EXERCISE INSTRUCTIONS:
Starting at the line that contains "What data populates", retype each line to the end of the listing below. Include both ends, but not the pictures.
-- EXERCISE DATA start --
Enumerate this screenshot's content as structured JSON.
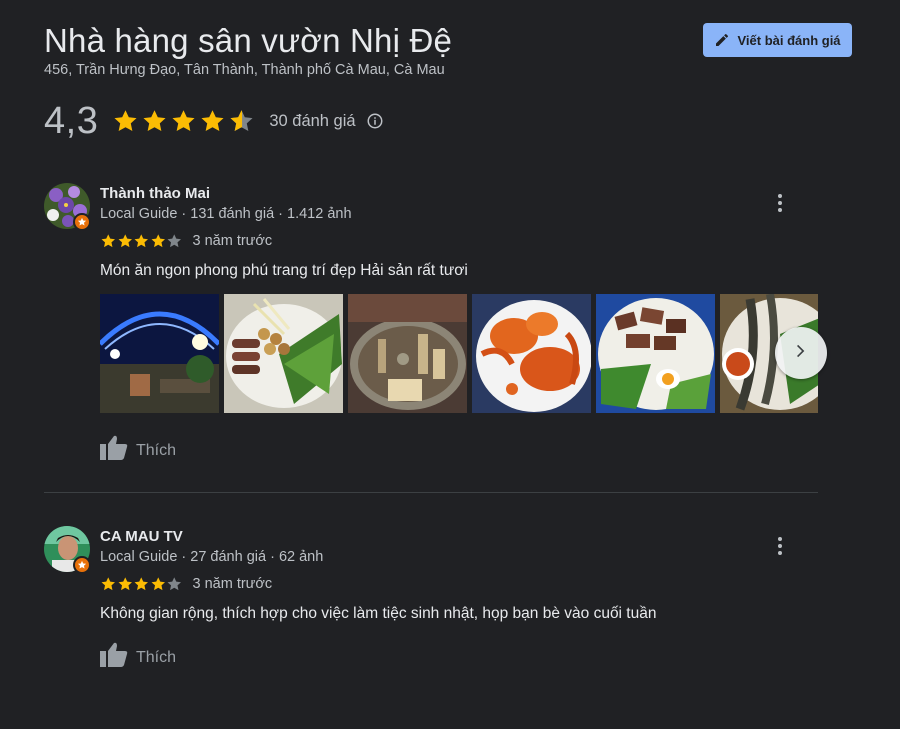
{
  "header": {
    "title": "Nhà hàng sân vườn Nhị Đệ",
    "address": "456, Trần Hưng Đạo, Tân Thành, Thành phố Cà Mau, Cà Mau",
    "write_review_label": "Viết bài đánh giá"
  },
  "summary": {
    "average": "4,3",
    "stars_value": 4.3,
    "count_label": "30 đánh giá"
  },
  "reviews": [
    {
      "name": "Thành thảo Mai",
      "meta": "Local Guide · 131 đánh giá · 1.412 ảnh",
      "stars": 4,
      "time": "3 năm trước",
      "text": "Món ăn ngon phong phú trang trí đẹp Hải sản rất tươi",
      "photos": [
        "photo-1",
        "photo-2",
        "photo-3",
        "photo-4",
        "photo-5",
        "photo-6"
      ],
      "like_label": "Thích"
    },
    {
      "name": "CA MAU TV",
      "meta": "Local Guide · 27 đánh giá · 62 ảnh",
      "stars": 4,
      "time": "3 năm trước",
      "text": "Không gian rộng, thích hợp cho việc làm tiệc sinh nhật, họp bạn bè vào cuối tuần",
      "like_label": "Thích"
    }
  ],
  "colors": {
    "background": "#202124",
    "accent_button": "#8ab4f8",
    "star": "#fbbc04",
    "star_empty": "#80868b",
    "guide_badge": "#e8710a"
  },
  "icons": [
    "pencil-icon",
    "star-icon",
    "info-icon",
    "more-vert-icon",
    "thumb-up-icon",
    "chevron-right-icon",
    "local-guide-icon"
  ]
}
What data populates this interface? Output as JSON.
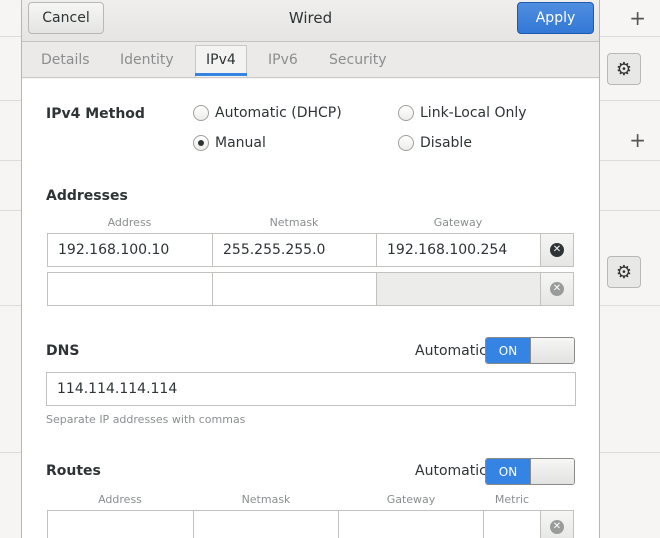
{
  "dialog": {
    "title": "Wired",
    "cancel_label": "Cancel",
    "apply_label": "Apply"
  },
  "tabs": [
    {
      "label": "Details"
    },
    {
      "label": "Identity"
    },
    {
      "label": "IPv4",
      "active": true
    },
    {
      "label": "IPv6"
    },
    {
      "label": "Security"
    }
  ],
  "ipv4": {
    "method_label": "IPv4 Method",
    "methods": [
      {
        "label": "Automatic (DHCP)",
        "checked": false
      },
      {
        "label": "Link-Local Only",
        "checked": false
      },
      {
        "label": "Manual",
        "checked": true
      },
      {
        "label": "Disable",
        "checked": false
      }
    ],
    "addresses": {
      "title": "Addresses",
      "headers": [
        "Address",
        "Netmask",
        "Gateway"
      ],
      "rows": [
        {
          "address": "192.168.100.10",
          "netmask": "255.255.255.0",
          "gateway": "192.168.100.254"
        },
        {
          "address": "",
          "netmask": "",
          "gateway": ""
        }
      ]
    },
    "dns": {
      "title": "DNS",
      "automatic_label": "Automatic",
      "switch_label": "ON",
      "value": "114.114.114.114",
      "hint": "Separate IP addresses with commas"
    },
    "routes": {
      "title": "Routes",
      "automatic_label": "Automatic",
      "switch_label": "ON",
      "headers": [
        "Address",
        "Netmask",
        "Gateway",
        "Metric"
      ]
    }
  },
  "background": {
    "plus_icon": "+",
    "gear_icon": "⚙"
  }
}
-- EXERCISE DATA end --
RESULT:
What data populates this interface? Output as JSON.
{
  "dialog": {
    "title": "Wired",
    "cancel_label": "Cancel",
    "apply_label": "Apply"
  },
  "tabs": [
    {
      "label": "Details"
    },
    {
      "label": "Identity"
    },
    {
      "label": "IPv4",
      "active": true
    },
    {
      "label": "IPv6"
    },
    {
      "label": "Security"
    }
  ],
  "ipv4": {
    "method_label": "IPv4 Method",
    "methods": [
      {
        "label": "Automatic (DHCP)",
        "checked": false
      },
      {
        "label": "Link-Local Only",
        "checked": false
      },
      {
        "label": "Manual",
        "checked": true
      },
      {
        "label": "Disable",
        "checked": false
      }
    ],
    "addresses": {
      "title": "Addresses",
      "headers": [
        "Address",
        "Netmask",
        "Gateway"
      ],
      "rows": [
        {
          "address": "192.168.100.10",
          "netmask": "255.255.255.0",
          "gateway": "192.168.100.254"
        },
        {
          "address": "",
          "netmask": "",
          "gateway": ""
        }
      ]
    },
    "dns": {
      "title": "DNS",
      "automatic_label": "Automatic",
      "switch_label": "ON",
      "value": "114.114.114.114",
      "hint": "Separate IP addresses with commas"
    },
    "routes": {
      "title": "Routes",
      "automatic_label": "Automatic",
      "switch_label": "ON",
      "headers": [
        "Address",
        "Netmask",
        "Gateway",
        "Metric"
      ]
    }
  },
  "background": {
    "plus_icon": "+",
    "gear_icon": "⚙"
  }
}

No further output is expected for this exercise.